* **What needs to be done**
Among the entries that follow, find every line with the word "oxígeno" and list it.
═════ Given data
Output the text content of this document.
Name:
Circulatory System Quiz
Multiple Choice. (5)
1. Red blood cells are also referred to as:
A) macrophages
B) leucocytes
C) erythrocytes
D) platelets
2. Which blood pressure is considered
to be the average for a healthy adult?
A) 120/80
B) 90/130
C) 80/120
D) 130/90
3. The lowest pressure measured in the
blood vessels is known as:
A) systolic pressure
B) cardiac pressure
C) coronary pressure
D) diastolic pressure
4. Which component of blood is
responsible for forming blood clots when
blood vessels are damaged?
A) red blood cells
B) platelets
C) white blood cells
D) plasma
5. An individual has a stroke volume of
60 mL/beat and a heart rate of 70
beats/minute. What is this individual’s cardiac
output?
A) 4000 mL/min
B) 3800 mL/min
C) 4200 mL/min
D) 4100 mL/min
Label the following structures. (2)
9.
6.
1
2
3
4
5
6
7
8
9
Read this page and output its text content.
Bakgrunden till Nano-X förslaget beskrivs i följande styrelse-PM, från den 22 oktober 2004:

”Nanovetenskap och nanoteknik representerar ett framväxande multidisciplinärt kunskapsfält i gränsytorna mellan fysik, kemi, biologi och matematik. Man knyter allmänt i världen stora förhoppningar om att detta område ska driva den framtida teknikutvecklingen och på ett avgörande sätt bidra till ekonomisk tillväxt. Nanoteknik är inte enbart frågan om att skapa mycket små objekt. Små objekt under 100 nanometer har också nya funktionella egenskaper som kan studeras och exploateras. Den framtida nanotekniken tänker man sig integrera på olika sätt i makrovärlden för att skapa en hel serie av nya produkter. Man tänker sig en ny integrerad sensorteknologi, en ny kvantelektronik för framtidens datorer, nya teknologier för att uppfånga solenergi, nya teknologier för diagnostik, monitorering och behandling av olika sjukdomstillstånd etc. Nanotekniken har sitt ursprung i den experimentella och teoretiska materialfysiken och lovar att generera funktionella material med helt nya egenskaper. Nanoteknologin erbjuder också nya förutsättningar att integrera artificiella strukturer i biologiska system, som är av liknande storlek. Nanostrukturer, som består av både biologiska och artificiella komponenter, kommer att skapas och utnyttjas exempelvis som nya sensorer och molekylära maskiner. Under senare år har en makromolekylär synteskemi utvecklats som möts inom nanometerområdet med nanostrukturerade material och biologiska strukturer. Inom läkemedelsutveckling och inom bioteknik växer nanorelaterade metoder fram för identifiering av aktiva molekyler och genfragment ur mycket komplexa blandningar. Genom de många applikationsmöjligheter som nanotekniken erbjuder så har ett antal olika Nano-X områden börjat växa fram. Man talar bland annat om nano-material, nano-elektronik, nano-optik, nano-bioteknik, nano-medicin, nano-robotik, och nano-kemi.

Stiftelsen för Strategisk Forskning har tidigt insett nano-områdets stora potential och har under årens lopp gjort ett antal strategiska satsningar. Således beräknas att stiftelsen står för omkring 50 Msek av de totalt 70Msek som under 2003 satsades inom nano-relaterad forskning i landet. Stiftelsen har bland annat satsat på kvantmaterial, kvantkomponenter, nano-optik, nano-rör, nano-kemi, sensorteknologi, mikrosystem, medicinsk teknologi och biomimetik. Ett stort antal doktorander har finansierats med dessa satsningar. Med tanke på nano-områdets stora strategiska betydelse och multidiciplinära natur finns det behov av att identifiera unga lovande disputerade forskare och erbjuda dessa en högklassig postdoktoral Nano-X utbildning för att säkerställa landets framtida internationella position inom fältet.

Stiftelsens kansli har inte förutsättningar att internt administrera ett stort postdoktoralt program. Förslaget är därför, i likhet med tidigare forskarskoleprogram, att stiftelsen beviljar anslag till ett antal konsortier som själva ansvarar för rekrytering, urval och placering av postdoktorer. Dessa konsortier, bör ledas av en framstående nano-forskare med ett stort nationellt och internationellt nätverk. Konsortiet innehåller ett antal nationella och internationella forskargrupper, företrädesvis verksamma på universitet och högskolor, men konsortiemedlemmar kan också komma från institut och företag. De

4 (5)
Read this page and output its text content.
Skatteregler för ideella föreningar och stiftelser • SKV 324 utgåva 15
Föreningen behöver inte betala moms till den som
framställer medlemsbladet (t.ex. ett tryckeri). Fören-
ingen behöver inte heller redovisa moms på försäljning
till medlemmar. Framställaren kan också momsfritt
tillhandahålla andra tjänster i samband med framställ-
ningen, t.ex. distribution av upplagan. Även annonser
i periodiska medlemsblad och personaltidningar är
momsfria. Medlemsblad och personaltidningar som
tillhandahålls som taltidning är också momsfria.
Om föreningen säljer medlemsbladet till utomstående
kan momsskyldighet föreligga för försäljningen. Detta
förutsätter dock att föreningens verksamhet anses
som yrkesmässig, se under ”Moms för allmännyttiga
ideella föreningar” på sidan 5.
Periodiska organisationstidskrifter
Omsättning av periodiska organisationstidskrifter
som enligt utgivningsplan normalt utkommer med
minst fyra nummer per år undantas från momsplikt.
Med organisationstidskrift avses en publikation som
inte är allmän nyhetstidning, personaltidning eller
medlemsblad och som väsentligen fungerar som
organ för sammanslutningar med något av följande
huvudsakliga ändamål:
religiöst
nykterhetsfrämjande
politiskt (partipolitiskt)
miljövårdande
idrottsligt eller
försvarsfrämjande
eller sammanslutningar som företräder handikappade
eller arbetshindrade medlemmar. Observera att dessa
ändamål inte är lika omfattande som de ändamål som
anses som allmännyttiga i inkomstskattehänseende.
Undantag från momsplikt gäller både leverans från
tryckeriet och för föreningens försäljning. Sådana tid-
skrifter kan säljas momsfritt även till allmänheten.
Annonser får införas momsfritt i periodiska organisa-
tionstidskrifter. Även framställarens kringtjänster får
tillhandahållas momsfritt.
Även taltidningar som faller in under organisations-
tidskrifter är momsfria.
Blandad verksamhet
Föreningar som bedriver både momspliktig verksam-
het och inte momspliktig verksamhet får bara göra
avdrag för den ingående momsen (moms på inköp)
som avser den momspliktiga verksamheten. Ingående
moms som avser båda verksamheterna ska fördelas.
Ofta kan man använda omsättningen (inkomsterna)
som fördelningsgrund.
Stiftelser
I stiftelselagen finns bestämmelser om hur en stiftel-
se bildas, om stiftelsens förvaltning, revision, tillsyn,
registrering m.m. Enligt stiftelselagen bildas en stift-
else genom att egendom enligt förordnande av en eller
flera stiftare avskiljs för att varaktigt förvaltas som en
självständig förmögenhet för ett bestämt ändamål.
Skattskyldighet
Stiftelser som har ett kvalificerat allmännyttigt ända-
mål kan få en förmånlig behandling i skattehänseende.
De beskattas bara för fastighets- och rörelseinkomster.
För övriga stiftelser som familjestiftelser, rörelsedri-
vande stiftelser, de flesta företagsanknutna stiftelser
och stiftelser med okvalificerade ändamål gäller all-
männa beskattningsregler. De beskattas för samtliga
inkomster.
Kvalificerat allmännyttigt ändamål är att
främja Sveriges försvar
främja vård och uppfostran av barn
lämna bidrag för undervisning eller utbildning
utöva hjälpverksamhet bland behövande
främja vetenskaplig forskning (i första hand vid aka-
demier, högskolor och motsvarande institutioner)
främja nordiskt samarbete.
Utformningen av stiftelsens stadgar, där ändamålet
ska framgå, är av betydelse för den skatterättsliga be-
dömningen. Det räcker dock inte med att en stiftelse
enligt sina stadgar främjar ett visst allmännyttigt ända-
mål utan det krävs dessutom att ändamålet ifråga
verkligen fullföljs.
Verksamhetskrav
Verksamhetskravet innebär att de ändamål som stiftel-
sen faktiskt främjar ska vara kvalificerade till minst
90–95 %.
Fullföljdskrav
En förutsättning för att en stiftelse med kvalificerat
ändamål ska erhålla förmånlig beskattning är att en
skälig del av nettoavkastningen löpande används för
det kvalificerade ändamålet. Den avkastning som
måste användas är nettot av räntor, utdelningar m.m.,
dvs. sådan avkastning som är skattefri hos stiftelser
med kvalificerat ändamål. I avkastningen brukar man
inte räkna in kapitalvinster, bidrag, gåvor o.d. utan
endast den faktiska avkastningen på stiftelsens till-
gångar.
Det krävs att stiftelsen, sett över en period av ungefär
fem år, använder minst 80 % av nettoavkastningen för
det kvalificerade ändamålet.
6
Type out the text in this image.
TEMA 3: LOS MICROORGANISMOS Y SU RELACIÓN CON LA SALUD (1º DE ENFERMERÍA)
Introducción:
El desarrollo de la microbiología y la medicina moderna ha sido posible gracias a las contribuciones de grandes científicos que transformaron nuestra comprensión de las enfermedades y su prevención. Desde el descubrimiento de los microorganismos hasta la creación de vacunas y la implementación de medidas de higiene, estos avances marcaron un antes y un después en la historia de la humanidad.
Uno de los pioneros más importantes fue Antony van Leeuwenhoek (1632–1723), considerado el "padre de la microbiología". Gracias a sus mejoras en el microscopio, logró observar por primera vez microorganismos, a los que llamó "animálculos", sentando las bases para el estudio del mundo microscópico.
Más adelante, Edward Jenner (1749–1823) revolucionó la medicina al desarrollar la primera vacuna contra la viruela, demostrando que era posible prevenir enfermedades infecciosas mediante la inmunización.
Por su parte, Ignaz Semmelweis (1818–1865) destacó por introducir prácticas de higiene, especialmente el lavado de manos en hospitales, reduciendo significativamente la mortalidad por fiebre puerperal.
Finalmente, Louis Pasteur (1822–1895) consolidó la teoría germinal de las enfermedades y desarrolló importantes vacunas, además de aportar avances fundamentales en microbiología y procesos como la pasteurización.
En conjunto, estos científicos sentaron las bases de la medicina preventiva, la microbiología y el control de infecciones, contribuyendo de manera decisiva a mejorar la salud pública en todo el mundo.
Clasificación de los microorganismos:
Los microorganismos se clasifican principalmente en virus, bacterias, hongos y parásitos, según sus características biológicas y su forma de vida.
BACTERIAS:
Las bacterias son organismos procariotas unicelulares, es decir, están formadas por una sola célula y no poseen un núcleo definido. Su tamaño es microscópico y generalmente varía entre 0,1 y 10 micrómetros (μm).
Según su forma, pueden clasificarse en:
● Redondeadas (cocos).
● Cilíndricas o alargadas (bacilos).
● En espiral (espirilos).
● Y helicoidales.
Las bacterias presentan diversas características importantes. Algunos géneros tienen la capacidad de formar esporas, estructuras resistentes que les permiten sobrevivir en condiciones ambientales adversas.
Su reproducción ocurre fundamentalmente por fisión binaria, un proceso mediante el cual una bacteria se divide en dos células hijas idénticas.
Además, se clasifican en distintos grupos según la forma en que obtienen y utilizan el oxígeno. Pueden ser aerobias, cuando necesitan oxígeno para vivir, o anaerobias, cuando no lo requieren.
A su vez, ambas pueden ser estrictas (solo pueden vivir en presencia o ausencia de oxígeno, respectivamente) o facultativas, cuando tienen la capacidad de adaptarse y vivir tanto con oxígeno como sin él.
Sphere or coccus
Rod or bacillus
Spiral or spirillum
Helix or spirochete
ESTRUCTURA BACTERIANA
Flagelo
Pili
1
══════════
* **Expected answer**
Además, se clasifican en distintos grupos según la forma en que obtienen y utilizan el oxígeno. Pueden ser aerobias, cuando necesitan oxígeno para vivir, o anaerobias, cuando no lo requieren.
A su vez, ambas pueden ser estrictas (solo pueden vivir en presencia o ausencia de oxígeno, respectivamente) o facultativas, cuando tienen la capacidad de adaptarse y vivir tanto con oxígeno como sin él.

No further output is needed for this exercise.